- Short task
Read the data and repeat all of it exactly.

- Input records
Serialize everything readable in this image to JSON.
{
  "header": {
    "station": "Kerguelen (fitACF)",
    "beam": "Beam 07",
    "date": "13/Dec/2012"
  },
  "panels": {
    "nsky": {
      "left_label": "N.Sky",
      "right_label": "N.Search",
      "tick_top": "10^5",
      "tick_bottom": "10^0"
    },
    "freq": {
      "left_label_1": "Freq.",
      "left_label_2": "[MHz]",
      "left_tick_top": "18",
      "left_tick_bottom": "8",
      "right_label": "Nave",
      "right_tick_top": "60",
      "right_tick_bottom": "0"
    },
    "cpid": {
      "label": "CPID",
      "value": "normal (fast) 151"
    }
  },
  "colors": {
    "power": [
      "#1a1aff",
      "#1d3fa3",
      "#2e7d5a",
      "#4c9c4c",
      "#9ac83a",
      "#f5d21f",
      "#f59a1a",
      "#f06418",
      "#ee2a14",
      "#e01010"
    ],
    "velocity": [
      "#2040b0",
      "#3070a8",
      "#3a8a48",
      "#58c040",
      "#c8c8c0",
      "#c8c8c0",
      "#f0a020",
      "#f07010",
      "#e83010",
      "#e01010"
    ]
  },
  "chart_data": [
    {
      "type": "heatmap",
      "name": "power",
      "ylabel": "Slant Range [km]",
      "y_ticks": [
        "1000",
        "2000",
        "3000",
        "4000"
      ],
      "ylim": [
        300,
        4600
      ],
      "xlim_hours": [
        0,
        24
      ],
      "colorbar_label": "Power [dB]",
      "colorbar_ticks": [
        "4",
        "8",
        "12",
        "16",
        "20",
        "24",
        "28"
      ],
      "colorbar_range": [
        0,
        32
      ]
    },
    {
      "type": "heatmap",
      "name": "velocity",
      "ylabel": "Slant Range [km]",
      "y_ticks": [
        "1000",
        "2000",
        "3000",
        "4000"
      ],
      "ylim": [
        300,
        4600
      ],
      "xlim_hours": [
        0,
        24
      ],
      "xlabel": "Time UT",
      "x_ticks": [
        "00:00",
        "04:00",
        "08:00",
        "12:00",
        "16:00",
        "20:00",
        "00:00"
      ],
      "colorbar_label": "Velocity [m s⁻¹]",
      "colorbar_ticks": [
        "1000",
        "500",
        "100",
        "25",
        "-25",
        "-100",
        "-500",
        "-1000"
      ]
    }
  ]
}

- Result
Serialize everything readable in this image to JSON.
{
  "header": {
    "station": "Kerguelen (fitACF)",
    "beam": "Beam 07",
    "date": "13/Dec/2012"
  },
  "panels": {
    "nsky": {
      "left_label": "N.Sky",
      "right_label": "N.Search",
      "tick_top": "10^5",
      "tick_bottom": "10^0"
    },
    "freq": {
      "left_label_1": "Freq.",
      "left_label_2": "[MHz]",
      "left_tick_top": "18",
      "left_tick_bottom": "8",
      "right_label": "Nave",
      "right_tick_top": "60",
      "right_tick_bottom": "0"
    },
    "cpid": {
      "label": "CPID",
      "value": "normal (fast) 151"
    }
  },
  "colors": {
    "power": [
      "#1a1aff",
      "#1d3fa3",
      "#2e7d5a",
      "#4c9c4c",
      "#9ac83a",
      "#f5d21f",
      "#f59a1a",
      "#f06418",
      "#ee2a14",
      "#e01010"
    ],
    "velocity": [
      "#2040b0",
      "#3070a8",
      "#3a8a48",
      "#58c040",
      "#c8c8c0",
      "#c8c8c0",
      "#f0a020",
      "#f07010",
      "#e83010",
      "#e01010"
    ]
  },
  "chart_data": [
    {
      "type": "heatmap",
      "name": "power",
      "ylabel": "Slant Range [km]",
      "y_ticks": [
        "1000",
        "2000",
        "3000",
        "4000"
      ],
      "ylim": [
        300,
        4600
      ],
      "xlim_hours": [
        0,
        24
      ],
      "colorbar_label": "Power [dB]",
      "colorbar_ticks": [
        "4",
        "8",
        "12",
        "16",
        "20",
        "24",
        "28"
      ],
      "colorbar_range": [
        0,
        32
      ]
    },
    {
      "type": "heatmap",
      "name": "velocity",
      "ylabel": "Slant Range [km]",
      "y_ticks": [
        "1000",
        "2000",
        "3000",
        "4000"
      ],
      "ylim": [
        300,
        4600
      ],
      "xlim_hours": [
        0,
        24
      ],
      "xlabel": "Time UT",
      "x_ticks": [
        "00:00",
        "04:00",
        "08:00",
        "12:00",
        "16:00",
        "20:00",
        "00:00"
      ],
      "colorbar_label": "Velocity [m s⁻¹]",
      "colorbar_ticks": [
        "1000",
        "500",
        "100",
        "25",
        "-25",
        "-100",
        "-500",
        "-1000"
      ]
    }
  ]
}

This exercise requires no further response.